▶ [SOURCE MATERIAL]
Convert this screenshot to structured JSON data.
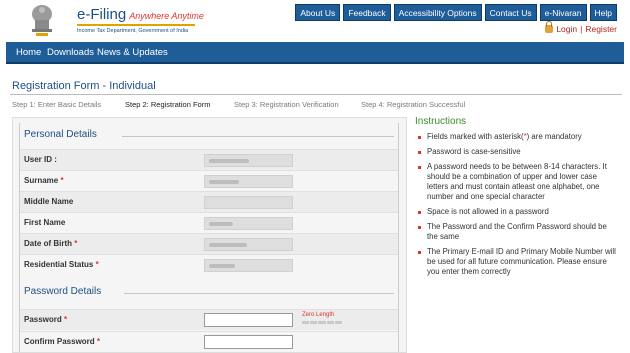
{
  "brand": {
    "title": "e-Filing",
    "tagline": "Anywhere Anytime",
    "subtitle": "Income Tax Department, Government of India"
  },
  "top_nav": [
    "About Us",
    "Feedback",
    "Accessibility Options",
    "Contact Us",
    "e-Nivaran",
    "Help"
  ],
  "account": {
    "login": "Login",
    "separator": "|",
    "register": "Register"
  },
  "main_nav": [
    "Home",
    "Downloads",
    "News & Updates"
  ],
  "form": {
    "title": "Registration Form - Individual",
    "steps": [
      "Step 1: Enter Basic Details",
      "Step 2: Registration Form",
      "Step 3: Registration Verification",
      "Step 4: Registration Successful"
    ],
    "active_step": 2,
    "personal_details": {
      "heading": "Personal Details",
      "fields": [
        {
          "label": "User ID :",
          "required": false
        },
        {
          "label": "Surname",
          "required": true
        },
        {
          "label": "Middle Name",
          "required": false
        },
        {
          "label": "First Name",
          "required": false
        },
        {
          "label": "Date of Birth",
          "required": true
        },
        {
          "label": "Residential Status",
          "required": true
        }
      ]
    },
    "password_details": {
      "heading": "Password Details",
      "password_label": "Password",
      "confirm_label": "Confirm Password",
      "strength_text": "Zero Length"
    },
    "required_mark": "*"
  },
  "instructions": {
    "heading": "Instructions",
    "items": [
      "Fields marked with asterisk(*) are mandatory",
      "Password is case-sensitive",
      "A password needs to be between 8-14 characters. It should be a combination of upper and lower case letters and must contain atleast one alphabet, one number and one special character",
      "Space is not allowed in a password",
      "The Password and the Confirm Password should be the same",
      "The Primary E-mail ID and Primary Mobile Number will be used for all future communication. Please ensure you enter them correctly"
    ]
  },
  "colors": {
    "brand_blue": "#1f5d99",
    "accent_red": "#d33333",
    "instruction_green": "#3c8a2e"
  }
}
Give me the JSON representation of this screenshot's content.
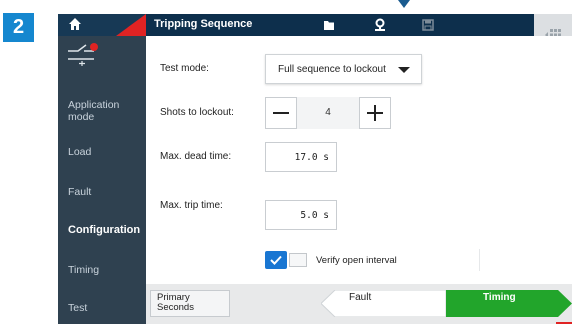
{
  "step_number": "2",
  "header": {
    "title": "Tripping Sequence",
    "icons": [
      "home-icon",
      "folder-icon",
      "pin-icon",
      "save-icon",
      "grid-icon"
    ]
  },
  "sidebar": {
    "items": [
      {
        "label": "Application mode",
        "active": false
      },
      {
        "label": "Load",
        "active": false
      },
      {
        "label": "Fault",
        "active": false
      },
      {
        "label": "Configuration",
        "active": true
      },
      {
        "label": "Timing",
        "active": false
      },
      {
        "label": "Test",
        "active": false
      }
    ]
  },
  "form": {
    "test_mode": {
      "label": "Test mode:",
      "value": "Full sequence to lockout"
    },
    "shots": {
      "label": "Shots to lockout:",
      "value": "4"
    },
    "dead_time": {
      "label": "Max. dead time:",
      "value": "17.0 s"
    },
    "trip_time": {
      "label": "Max. trip time:",
      "value": "5.0 s"
    },
    "verify": {
      "label": "Verify open interval",
      "checked": true
    }
  },
  "footer": {
    "primary": "Primary Seconds",
    "prev": "Fault",
    "next": "Timing"
  },
  "colors": {
    "accent_blue": "#1587cf",
    "active_green": "#22a52b",
    "alert_red": "#e02323",
    "topbar": "#0d2f4c",
    "sidebar": "#2f4150"
  }
}
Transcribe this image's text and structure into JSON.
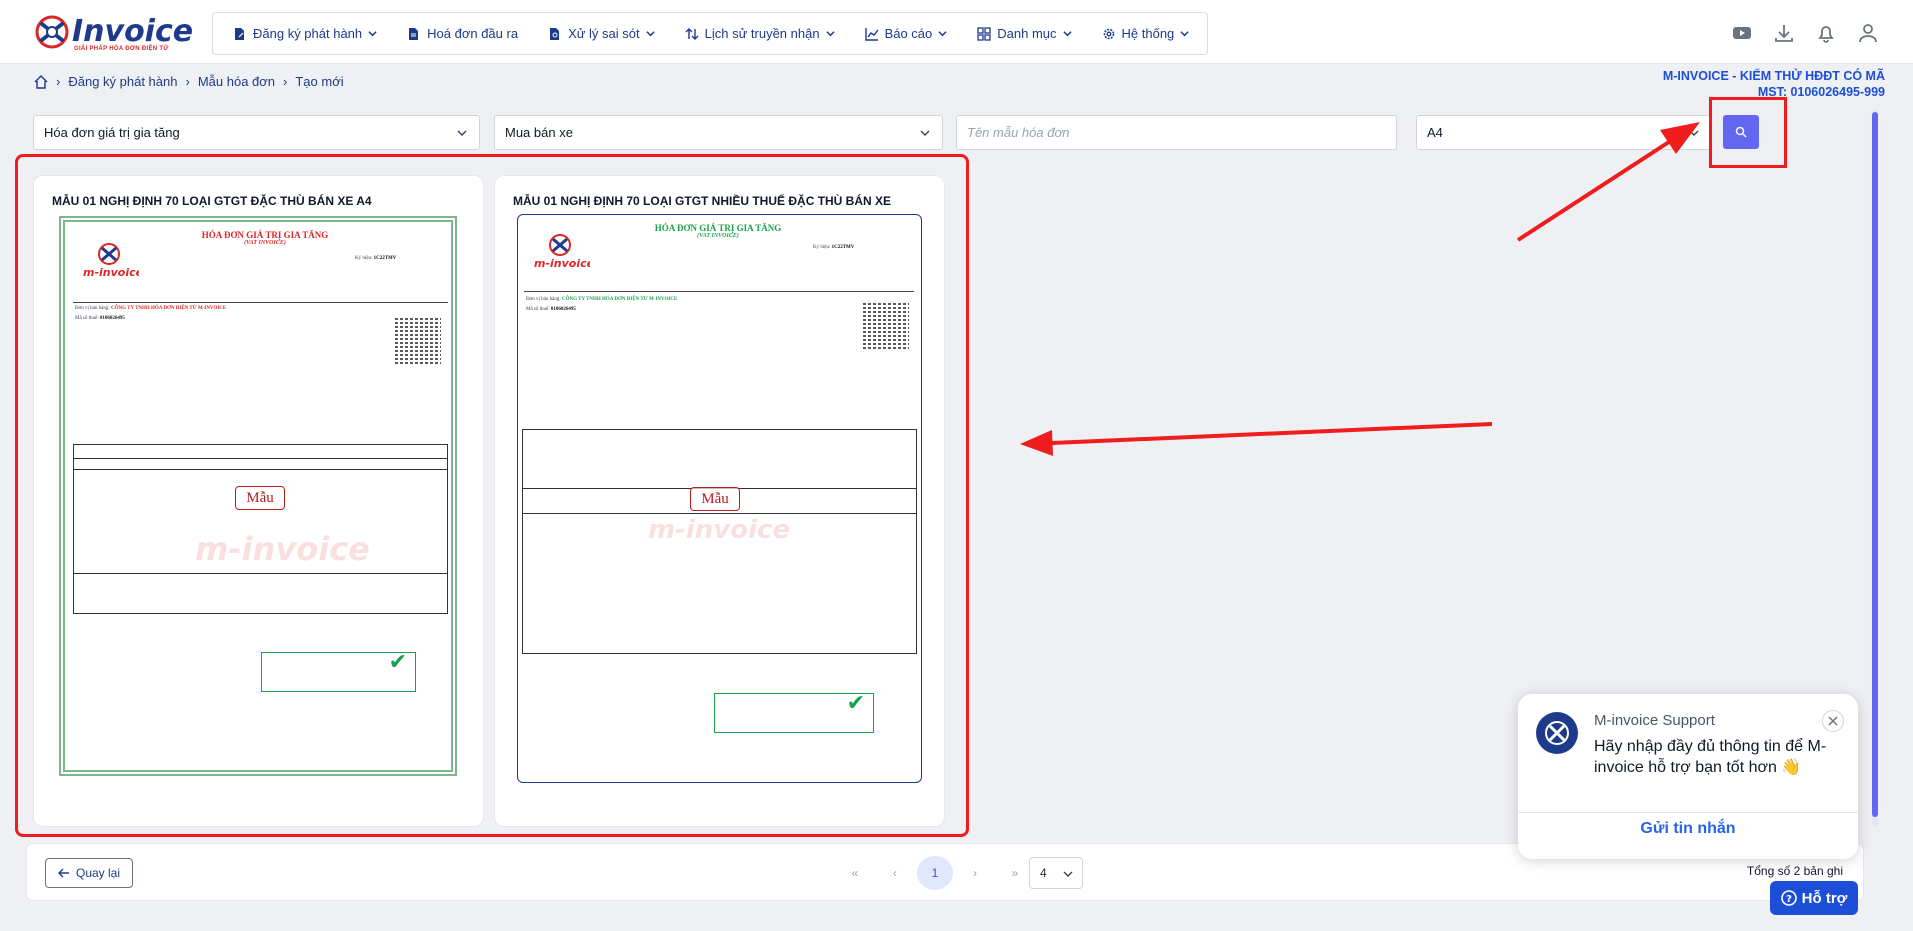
{
  "app": {
    "logo_text": "Invoice",
    "logo_tagline": "GIẢI PHÁP HÓA ĐƠN ĐIỆN TỬ"
  },
  "nav": {
    "items": [
      {
        "label": "Đăng ký phát hành",
        "icon": "file-edit-icon",
        "has_dropdown": true
      },
      {
        "label": "Hoá đơn đầu ra",
        "icon": "file-text-icon",
        "has_dropdown": false
      },
      {
        "label": "Xử lý sai sót",
        "icon": "file-search-icon",
        "has_dropdown": true
      },
      {
        "label": "Lịch sử truyền nhận",
        "icon": "sort-arrows-icon",
        "has_dropdown": true
      },
      {
        "label": "Báo cáo",
        "icon": "chart-line-icon",
        "has_dropdown": true
      },
      {
        "label": "Danh mục",
        "icon": "grid-icon",
        "has_dropdown": true
      },
      {
        "label": "Hệ thống",
        "icon": "gear-icon",
        "has_dropdown": true
      }
    ],
    "right_icons": [
      "youtube-icon",
      "download-icon",
      "bell-icon",
      "user-icon"
    ]
  },
  "breadcrumb": {
    "items": [
      "Đăng ký phát hành",
      "Mẫu hóa đơn",
      "Tạo mới"
    ]
  },
  "company": {
    "name": "M-INVOICE - KIỂM THỬ HĐĐT CÓ MÃ",
    "tax": "MST: 0106026495-999"
  },
  "filters": {
    "invoice_type": "Hóa đơn giá trị gia tăng",
    "category": "Mua bán xe",
    "template_name_placeholder": "Tên mẫu hóa đơn",
    "paper_size": "A4"
  },
  "templates": [
    {
      "title": "MẪU 01 NGHỊ ĐỊNH 70 LOẠI GTGT ĐẶC THÙ BÁN XE A4",
      "invoice_title": "HÓA ĐƠN GIÁ TRỊ GIA TĂNG",
      "invoice_subtitle": "(VAT INVOICE)",
      "serial": "1C22TMV",
      "seller": "CÔNG TY TNHH HÓA ĐƠN ĐIỆN TỬ M-INVOICE",
      "tax_code": "0106026495",
      "stamp": "Mẫu"
    },
    {
      "title": "MẪU 01 NGHỊ ĐỊNH 70 LOẠI GTGT NHIỀU THUẾ ĐẶC THÙ BÁN XE",
      "invoice_title": "HÓA ĐƠN GIÁ TRỊ GIA TĂNG",
      "invoice_subtitle": "(VAT INVOICE)",
      "serial": "1C22TMV",
      "seller": "CÔNG TY TNHH HÓA ĐƠN ĐIỆN TỬ M-INVOICE",
      "tax_code": "0106026495",
      "stamp": "Mẫu"
    }
  ],
  "footer": {
    "back_label": "Quay lại",
    "current_page": "1",
    "page_size": "4",
    "total_text": "Tổng số 2 bản ghi"
  },
  "support": {
    "name": "M-invoice Support",
    "message": "Hãy nhập đầy đủ thông tin để M-invoice hỗ trợ bạn tốt hơn 👋",
    "send_label": "Gửi tin nhắn",
    "help_label": "Hỗ trợ"
  },
  "colors": {
    "brand": "#1e3a8a",
    "accent": "#6366f1",
    "highlight": "#ef1d1d"
  }
}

▶ [EXERCISE INSTRUCTIONS]
Restate every record exactly, please; do not copy the pictures.

▶ [RESULT BELOW]
Convert this screenshot to structured JSON data.
{
  "brand": {
    "title": "e-Filing",
    "tagline": "Anywhere Anytime",
    "subtitle": "Income Tax Department, Government of India"
  },
  "top_nav": [
    "About Us",
    "Feedback",
    "Accessibility Options",
    "Contact Us",
    "e-Nivaran",
    "Help"
  ],
  "account": {
    "login": "Login",
    "separator": "|",
    "register": "Register"
  },
  "main_nav": [
    "Home",
    "Downloads",
    "News & Updates"
  ],
  "form": {
    "title": "Registration Form - Individual",
    "steps": [
      "Step 1: Enter Basic Details",
      "Step 2: Registration Form",
      "Step 3: Registration Verification",
      "Step 4: Registration Successful"
    ],
    "active_step": 2,
    "personal_details": {
      "heading": "Personal Details",
      "fields": [
        {
          "label": "User ID :",
          "required": false
        },
        {
          "label": "Surname",
          "required": true
        },
        {
          "label": "Middle Name",
          "required": false
        },
        {
          "label": "First Name",
          "required": false
        },
        {
          "label": "Date of Birth",
          "required": true
        },
        {
          "label": "Residential Status",
          "required": true
        }
      ]
    },
    "password_details": {
      "heading": "Password Details",
      "password_label": "Password",
      "confirm_label": "Confirm Password",
      "strength_text": "Zero Length"
    },
    "required_mark": "*"
  },
  "instructions": {
    "heading": "Instructions",
    "items": [
      "Fields marked with asterisk(*) are mandatory",
      "Password is case-sensitive",
      "A password needs to be between 8-14 characters. It should be a combination of upper and lower case letters and must contain atleast one alphabet, one number and one special character",
      "Space is not allowed in a password",
      "The Password and the Confirm Password should be the same",
      "The Primary E-mail ID and Primary Mobile Number will be used for all future communication. Please ensure you enter them correctly"
    ]
  },
  "colors": {
    "brand_blue": "#1f5d99",
    "accent_red": "#d33333",
    "instruction_green": "#3c8a2e"
  }
}
Give me the JSON representation of this screenshot's content.
{
  "step_number": "2",
  "header": {
    "title": "Tripping Sequence",
    "icons": [
      "home-icon",
      "folder-icon",
      "pin-icon",
      "save-icon",
      "grid-icon"
    ]
  },
  "sidebar": {
    "items": [
      {
        "label": "Application mode",
        "active": false
      },
      {
        "label": "Load",
        "active": false
      },
      {
        "label": "Fault",
        "active": false
      },
      {
        "label": "Configuration",
        "active": true
      },
      {
        "label": "Timing",
        "active": false
      },
      {
        "label": "Test",
        "active": false
      }
    ]
  },
  "form": {
    "test_mode": {
      "label": "Test mode:",
      "value": "Full sequence to lockout"
    },
    "shots": {
      "label": "Shots to lockout:",
      "value": "4"
    },
    "dead_time": {
      "label": "Max. dead time:",
      "value": "17.0 s"
    },
    "trip_time": {
      "label": "Max. trip time:",
      "value": "5.0 s"
    },
    "verify": {
      "label": "Verify open interval",
      "checked": true
    }
  },
  "footer": {
    "primary": "Primary Seconds",
    "prev": "Fault",
    "next": "Timing"
  },
  "colors": {
    "accent_blue": "#1587cf",
    "active_green": "#22a52b",
    "alert_red": "#e02323",
    "topbar": "#0d2f4c",
    "sidebar": "#2f4150"
  }
}
Transcribe this image's text and structure into JSON.
{
  "app": {
    "logo_text": "Invoice",
    "logo_tagline": "GIẢI PHÁP HÓA ĐƠN ĐIỆN TỬ"
  },
  "nav": {
    "items": [
      {
        "label": "Đăng ký phát hành",
        "icon": "file-edit-icon",
        "has_dropdown": true
      },
      {
        "label": "Hoá đơn đầu ra",
        "icon": "file-text-icon",
        "has_dropdown": false
      },
      {
        "label": "Xử lý sai sót",
        "icon": "file-search-icon",
        "has_dropdown": true
      },
      {
        "label": "Lịch sử truyền nhận",
        "icon": "sort-arrows-icon",
        "has_dropdown": true
      },
      {
        "label": "Báo cáo",
        "icon": "chart-line-icon",
        "has_dropdown": true
      },
      {
        "label": "Danh mục",
        "icon": "grid-icon",
        "has_dropdown": true
      },
      {
        "label": "Hệ thống",
        "icon": "gear-icon",
        "has_dropdown": true
      }
    ],
    "right_icons": [
      "youtube-icon",
      "download-icon",
      "bell-icon",
      "user-icon"
    ]
  },
  "breadcrumb": {
    "items": [
      "Đăng ký phát hành",
      "Mẫu hóa đơn",
      "Tạo mới"
    ]
  },
  "company": {
    "name": "M-INVOICE - KIỂM THỬ HĐĐT CÓ MÃ",
    "tax": "MST: 0106026495-999"
  },
  "filters": {
    "invoice_type": "Hóa đơn giá trị gia tăng",
    "category": "Mua bán xe",
    "template_name_placeholder": "Tên mẫu hóa đơn",
    "paper_size": "A4"
  },
  "templates": [
    {
      "title": "MẪU 01 NGHỊ ĐỊNH 70 LOẠI GTGT ĐẶC THÙ BÁN XE A4",
      "invoice_title": "HÓA ĐƠN GIÁ TRỊ GIA TĂNG",
      "invoice_subtitle": "(VAT INVOICE)",
      "serial": "1C22TMV",
      "seller": "CÔNG TY TNHH HÓA ĐƠN ĐIỆN TỬ M-INVOICE",
      "tax_code": "0106026495",
      "stamp": "Mẫu"
    },
    {
      "title": "MẪU 01 NGHỊ ĐỊNH 70 LOẠI GTGT NHIỀU THUẾ ĐẶC THÙ BÁN XE",
      "invoice_title": "HÓA ĐƠN GIÁ TRỊ GIA TĂNG",
      "invoice_subtitle": "(VAT INVOICE)",
      "serial": "1C22TMV",
      "seller": "CÔNG TY TNHH HÓA ĐƠN ĐIỆN TỬ M-INVOICE",
      "tax_code": "0106026495",
      "stamp": "Mẫu"
    }
  ],
  "footer": {
    "back_label": "Quay lại",
    "current_page": "1",
    "page_size": "4",
    "total_text": "Tổng số 2 bản ghi"
  },
  "support": {
    "name": "M-invoice Support",
    "message": "Hãy nhập đầy đủ thông tin để M-invoice hỗ trợ bạn tốt hơn 👋",
    "send_label": "Gửi tin nhắn",
    "help_label": "Hỗ trợ"
  },
  "colors": {
    "brand": "#1e3a8a",
    "accent": "#6366f1",
    "highlight": "#ef1d1d"
  }
}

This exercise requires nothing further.